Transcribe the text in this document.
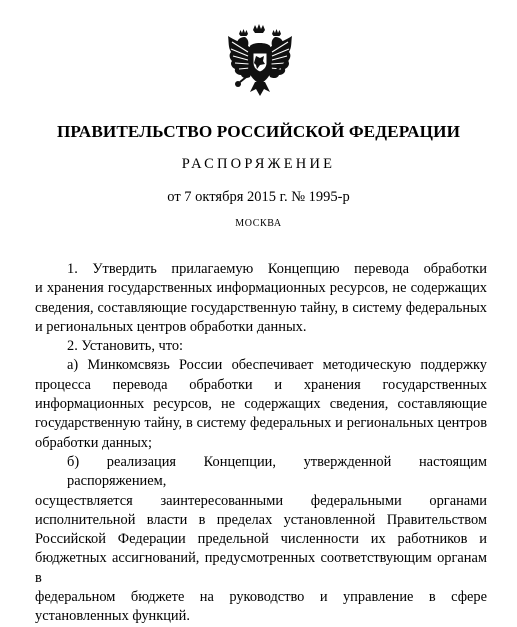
ПРАВИТЕЛЬСТВО РОССИЙСКОЙ ФЕДЕРАЦИИ
РАСПОРЯЖЕНИЕ
от 7 октября 2015 г. № 1995-р
МОСКВА
1. Утвердить прилагаемую Концепцию перевода обработки
и хранения государственных информационных ресурсов, не содержащих
сведения, составляющие государственную тайну, в систему федеральных
и региональных центров обработки данных.
2. Установить, что:
а) Минкомсвязь России обеспечивает методическую поддержку
процесса перевода обработки и хранения государственных
информационных ресурсов, не содержащих сведения, составляющие
государственную тайну, в систему федеральных и региональных центров
обработки данных;
б) реализация Концепции, утвержденной настоящим распоряжением,
осуществляется заинтересованными федеральными органами
исполнительной власти в пределах установленной Правительством
Российской Федерации предельной численности их работников и
бюджетных ассигнований, предусмотренных соответствующим органам в
федеральном бюджете на руководство и управление в сфере
установленных функций.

* * *

### Prompt
All of the material above should be reproduced exactly, except the pictures.

### The response
Transcribe the text in this document.
ПРАВИТЕЛЬСТВО РОССИЙСКОЙ ФЕДЕРАЦИИ
РАСПОРЯЖЕНИЕ
от 7 октября 2015 г. № 1995-р
МОСКВА
1. Утвердить прилагаемую Концепцию перевода обработки
и хранения государственных информационных ресурсов, не содержащих
сведения, составляющие государственную тайну, в систему федеральных
и региональных центров обработки данных.
2. Установить, что:
а) Минкомсвязь России обеспечивает методическую поддержку
процесса перевода обработки и хранения государственных
информационных ресурсов, не содержащих сведения, составляющие
государственную тайну, в систему федеральных и региональных центров
обработки данных;
б) реализация Концепции, утвержденной настоящим распоряжением,
осуществляется заинтересованными федеральными органами
исполнительной власти в пределах установленной Правительством
Российской Федерации предельной численности их работников и
бюджетных ассигнований, предусмотренных соответствующим органам в
федеральном бюджете на руководство и управление в сфере
установленных функций.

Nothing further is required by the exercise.